Exercise instructions
The records are to be restated in their entirety, word for word.

Entries provided
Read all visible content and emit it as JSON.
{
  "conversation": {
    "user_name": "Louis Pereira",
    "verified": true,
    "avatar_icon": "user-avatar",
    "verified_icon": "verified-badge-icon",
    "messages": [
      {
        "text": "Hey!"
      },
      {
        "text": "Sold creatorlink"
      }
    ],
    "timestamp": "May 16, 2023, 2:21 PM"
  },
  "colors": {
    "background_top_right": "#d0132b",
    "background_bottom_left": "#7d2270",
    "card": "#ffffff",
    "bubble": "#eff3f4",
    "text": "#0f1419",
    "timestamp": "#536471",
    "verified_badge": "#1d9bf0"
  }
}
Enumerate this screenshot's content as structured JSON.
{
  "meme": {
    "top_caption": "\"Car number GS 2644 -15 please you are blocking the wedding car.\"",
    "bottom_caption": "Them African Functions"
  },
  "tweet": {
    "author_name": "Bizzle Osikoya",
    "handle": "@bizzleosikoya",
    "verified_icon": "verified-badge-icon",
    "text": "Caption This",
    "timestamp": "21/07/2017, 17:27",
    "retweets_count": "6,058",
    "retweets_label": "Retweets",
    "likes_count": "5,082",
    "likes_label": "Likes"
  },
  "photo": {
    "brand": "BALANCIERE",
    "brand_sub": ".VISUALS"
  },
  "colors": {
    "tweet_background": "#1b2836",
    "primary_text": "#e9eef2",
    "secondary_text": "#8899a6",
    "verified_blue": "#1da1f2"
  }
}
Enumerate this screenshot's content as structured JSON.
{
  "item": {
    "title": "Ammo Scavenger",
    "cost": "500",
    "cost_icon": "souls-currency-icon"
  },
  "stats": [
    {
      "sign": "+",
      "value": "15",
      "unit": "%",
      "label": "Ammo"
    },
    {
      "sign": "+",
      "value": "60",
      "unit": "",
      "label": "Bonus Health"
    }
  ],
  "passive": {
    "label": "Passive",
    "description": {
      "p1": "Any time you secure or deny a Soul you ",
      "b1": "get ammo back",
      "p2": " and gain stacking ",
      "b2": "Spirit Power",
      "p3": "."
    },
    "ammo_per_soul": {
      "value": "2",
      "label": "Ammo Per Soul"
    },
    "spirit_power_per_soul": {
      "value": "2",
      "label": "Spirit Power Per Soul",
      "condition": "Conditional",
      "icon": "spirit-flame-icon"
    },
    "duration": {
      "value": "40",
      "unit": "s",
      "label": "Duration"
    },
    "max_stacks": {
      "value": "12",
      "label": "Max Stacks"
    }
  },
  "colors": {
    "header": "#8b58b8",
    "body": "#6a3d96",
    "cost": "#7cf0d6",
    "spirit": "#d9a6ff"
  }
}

Expected output
Read all visible content and emit it as JSON.
{
  "conversation": {
    "user_name": "Louis Pereira",
    "verified": true,
    "avatar_icon": "user-avatar",
    "verified_icon": "verified-badge-icon",
    "messages": [
      {
        "text": "Hey!"
      },
      {
        "text": "Sold creatorlink"
      }
    ],
    "timestamp": "May 16, 2023, 2:21 PM"
  },
  "colors": {
    "background_top_right": "#d0132b",
    "background_bottom_left": "#7d2270",
    "card": "#ffffff",
    "bubble": "#eff3f4",
    "text": "#0f1419",
    "timestamp": "#536471",
    "verified_badge": "#1d9bf0"
  }
}
Enumerate this screenshot's content as structured JSON.
{
  "meme": {
    "top_caption": "\"Car number GS 2644 -15 please you are blocking the wedding car.\"",
    "bottom_caption": "Them African Functions"
  },
  "tweet": {
    "author_name": "Bizzle Osikoya",
    "handle": "@bizzleosikoya",
    "verified_icon": "verified-badge-icon",
    "text": "Caption This",
    "timestamp": "21/07/2017, 17:27",
    "retweets_count": "6,058",
    "retweets_label": "Retweets",
    "likes_count": "5,082",
    "likes_label": "Likes"
  },
  "photo": {
    "brand": "BALANCIERE",
    "brand_sub": ".VISUALS"
  },
  "colors": {
    "tweet_background": "#1b2836",
    "primary_text": "#e9eef2",
    "secondary_text": "#8899a6",
    "verified_blue": "#1da1f2"
  }
}
Enumerate this screenshot's content as structured JSON.
{
  "item": {
    "title": "Ammo Scavenger",
    "cost": "500",
    "cost_icon": "souls-currency-icon"
  },
  "stats": [
    {
      "sign": "+",
      "value": "15",
      "unit": "%",
      "label": "Ammo"
    },
    {
      "sign": "+",
      "value": "60",
      "unit": "",
      "label": "Bonus Health"
    }
  ],
  "passive": {
    "label": "Passive",
    "description": {
      "p1": "Any time you secure or deny a Soul you ",
      "b1": "get ammo back",
      "p2": " and gain stacking ",
      "b2": "Spirit Power",
      "p3": "."
    },
    "ammo_per_soul": {
      "value": "2",
      "label": "Ammo Per Soul"
    },
    "spirit_power_per_soul": {
      "value": "2",
      "label": "Spirit Power Per Soul",
      "condition": "Conditional",
      "icon": "spirit-flame-icon"
    },
    "duration": {
      "value": "40",
      "unit": "s",
      "label": "Duration"
    },
    "max_stacks": {
      "value": "12",
      "label": "Max Stacks"
    }
  },
  "colors": {
    "header": "#8b58b8",
    "body": "#6a3d96",
    "cost": "#7cf0d6",
    "spirit": "#d9a6ff"
  }
}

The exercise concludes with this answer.